++++ DATA LISTING

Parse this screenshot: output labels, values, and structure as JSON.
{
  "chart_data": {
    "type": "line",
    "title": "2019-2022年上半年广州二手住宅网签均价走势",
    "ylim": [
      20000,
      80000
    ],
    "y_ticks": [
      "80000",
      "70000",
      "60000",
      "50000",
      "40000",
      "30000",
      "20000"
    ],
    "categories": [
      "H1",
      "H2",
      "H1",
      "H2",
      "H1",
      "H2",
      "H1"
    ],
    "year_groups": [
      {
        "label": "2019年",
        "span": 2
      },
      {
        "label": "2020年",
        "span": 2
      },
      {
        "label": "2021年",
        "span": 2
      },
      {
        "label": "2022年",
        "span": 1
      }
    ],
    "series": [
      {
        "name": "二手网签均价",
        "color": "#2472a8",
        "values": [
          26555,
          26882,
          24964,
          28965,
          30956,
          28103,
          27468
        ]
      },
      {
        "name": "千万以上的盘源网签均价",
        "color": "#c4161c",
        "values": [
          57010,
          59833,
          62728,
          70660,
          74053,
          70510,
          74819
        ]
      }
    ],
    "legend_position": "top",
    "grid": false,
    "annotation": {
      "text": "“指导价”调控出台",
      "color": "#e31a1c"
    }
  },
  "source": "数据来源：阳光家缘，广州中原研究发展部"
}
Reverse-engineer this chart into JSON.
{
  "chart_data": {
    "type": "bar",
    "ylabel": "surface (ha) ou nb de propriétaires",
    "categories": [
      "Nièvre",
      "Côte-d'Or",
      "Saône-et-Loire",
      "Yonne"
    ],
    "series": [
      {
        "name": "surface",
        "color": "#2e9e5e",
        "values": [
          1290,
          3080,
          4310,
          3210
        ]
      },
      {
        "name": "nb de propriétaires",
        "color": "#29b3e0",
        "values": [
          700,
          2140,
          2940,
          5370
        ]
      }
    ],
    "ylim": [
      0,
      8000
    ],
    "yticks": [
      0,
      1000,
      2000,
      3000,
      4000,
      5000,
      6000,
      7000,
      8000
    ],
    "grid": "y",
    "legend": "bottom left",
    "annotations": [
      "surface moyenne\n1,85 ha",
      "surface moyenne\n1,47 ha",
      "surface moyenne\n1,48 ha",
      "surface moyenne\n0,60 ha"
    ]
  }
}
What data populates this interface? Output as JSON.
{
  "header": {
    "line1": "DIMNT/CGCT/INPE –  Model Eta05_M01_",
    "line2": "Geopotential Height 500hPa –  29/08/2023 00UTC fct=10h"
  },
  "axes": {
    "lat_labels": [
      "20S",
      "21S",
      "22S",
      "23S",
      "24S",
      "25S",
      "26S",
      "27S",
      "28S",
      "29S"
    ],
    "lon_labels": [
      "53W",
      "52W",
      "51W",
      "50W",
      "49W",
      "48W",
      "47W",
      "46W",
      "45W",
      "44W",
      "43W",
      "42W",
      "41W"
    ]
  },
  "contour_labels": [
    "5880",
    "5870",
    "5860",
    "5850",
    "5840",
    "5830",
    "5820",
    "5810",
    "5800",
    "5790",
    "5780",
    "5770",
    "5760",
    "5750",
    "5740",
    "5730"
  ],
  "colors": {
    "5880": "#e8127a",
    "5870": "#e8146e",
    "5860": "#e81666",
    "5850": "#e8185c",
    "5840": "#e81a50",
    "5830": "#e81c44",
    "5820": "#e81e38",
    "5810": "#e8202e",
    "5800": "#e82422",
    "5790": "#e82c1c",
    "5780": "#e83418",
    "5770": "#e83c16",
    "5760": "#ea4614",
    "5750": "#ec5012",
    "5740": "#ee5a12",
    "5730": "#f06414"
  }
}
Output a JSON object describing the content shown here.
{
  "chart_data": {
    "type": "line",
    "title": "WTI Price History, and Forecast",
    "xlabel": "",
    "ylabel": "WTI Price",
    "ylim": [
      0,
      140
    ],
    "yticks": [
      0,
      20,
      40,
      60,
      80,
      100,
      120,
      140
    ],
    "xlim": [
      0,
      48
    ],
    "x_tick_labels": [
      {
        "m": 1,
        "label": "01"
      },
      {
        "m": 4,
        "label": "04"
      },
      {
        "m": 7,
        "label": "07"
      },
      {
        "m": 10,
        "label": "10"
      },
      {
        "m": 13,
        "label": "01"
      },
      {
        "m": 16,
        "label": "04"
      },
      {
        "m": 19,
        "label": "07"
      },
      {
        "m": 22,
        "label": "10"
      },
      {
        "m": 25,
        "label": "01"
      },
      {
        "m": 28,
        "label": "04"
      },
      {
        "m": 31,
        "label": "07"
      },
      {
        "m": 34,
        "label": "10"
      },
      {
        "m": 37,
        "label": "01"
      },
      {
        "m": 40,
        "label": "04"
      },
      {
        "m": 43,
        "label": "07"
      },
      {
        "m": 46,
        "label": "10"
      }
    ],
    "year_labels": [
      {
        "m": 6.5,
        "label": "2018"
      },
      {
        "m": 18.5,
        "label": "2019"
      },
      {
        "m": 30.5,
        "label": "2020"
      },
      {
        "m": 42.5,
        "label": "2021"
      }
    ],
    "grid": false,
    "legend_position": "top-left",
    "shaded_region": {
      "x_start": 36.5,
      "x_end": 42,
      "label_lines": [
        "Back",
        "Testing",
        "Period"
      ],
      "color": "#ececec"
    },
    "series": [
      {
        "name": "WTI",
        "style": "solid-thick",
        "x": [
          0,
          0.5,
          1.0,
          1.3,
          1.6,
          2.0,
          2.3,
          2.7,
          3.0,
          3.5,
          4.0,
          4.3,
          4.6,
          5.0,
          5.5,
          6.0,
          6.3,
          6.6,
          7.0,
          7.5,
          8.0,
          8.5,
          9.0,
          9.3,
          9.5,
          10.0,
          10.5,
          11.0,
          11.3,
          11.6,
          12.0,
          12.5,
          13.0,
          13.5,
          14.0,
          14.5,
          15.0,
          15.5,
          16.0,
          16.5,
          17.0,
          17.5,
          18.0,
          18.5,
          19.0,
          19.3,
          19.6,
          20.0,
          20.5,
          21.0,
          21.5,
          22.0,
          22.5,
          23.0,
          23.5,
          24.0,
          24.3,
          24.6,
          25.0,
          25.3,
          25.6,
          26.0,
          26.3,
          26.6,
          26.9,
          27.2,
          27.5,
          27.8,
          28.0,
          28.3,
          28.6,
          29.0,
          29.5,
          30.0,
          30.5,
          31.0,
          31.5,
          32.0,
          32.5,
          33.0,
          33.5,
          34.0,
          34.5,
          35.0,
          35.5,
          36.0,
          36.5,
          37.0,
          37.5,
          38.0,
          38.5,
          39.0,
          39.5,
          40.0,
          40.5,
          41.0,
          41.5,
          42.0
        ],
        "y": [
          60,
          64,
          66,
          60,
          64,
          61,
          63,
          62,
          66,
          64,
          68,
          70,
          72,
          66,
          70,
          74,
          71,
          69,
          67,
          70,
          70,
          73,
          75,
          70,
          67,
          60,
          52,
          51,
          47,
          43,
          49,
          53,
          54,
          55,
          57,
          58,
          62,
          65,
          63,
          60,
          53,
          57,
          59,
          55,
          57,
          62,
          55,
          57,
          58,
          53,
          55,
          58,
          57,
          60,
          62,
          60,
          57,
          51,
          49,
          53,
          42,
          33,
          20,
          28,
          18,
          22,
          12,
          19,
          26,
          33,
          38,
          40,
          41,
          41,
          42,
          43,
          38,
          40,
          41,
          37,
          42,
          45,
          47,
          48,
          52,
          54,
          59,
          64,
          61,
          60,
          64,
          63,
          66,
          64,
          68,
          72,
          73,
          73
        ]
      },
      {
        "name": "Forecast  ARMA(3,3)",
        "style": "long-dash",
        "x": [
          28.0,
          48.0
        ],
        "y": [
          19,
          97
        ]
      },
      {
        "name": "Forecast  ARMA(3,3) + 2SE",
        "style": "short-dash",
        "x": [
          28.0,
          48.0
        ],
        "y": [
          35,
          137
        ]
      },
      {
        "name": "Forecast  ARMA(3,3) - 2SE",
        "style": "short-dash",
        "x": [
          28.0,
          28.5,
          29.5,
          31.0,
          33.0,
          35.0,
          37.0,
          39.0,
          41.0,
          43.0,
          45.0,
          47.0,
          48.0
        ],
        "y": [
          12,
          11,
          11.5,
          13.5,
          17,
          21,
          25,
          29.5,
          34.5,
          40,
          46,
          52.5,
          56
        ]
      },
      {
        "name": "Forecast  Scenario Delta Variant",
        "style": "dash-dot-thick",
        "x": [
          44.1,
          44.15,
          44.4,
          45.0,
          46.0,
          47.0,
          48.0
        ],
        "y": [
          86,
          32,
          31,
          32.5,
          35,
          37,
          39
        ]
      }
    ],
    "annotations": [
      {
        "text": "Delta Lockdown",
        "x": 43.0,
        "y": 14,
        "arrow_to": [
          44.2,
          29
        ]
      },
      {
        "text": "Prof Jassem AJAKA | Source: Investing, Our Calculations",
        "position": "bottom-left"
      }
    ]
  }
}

++++++++

Copy every line of the records above that contains "left".

    "legend": "bottom left",
    "legend_position": "top-left",
        "position": "bottom-left"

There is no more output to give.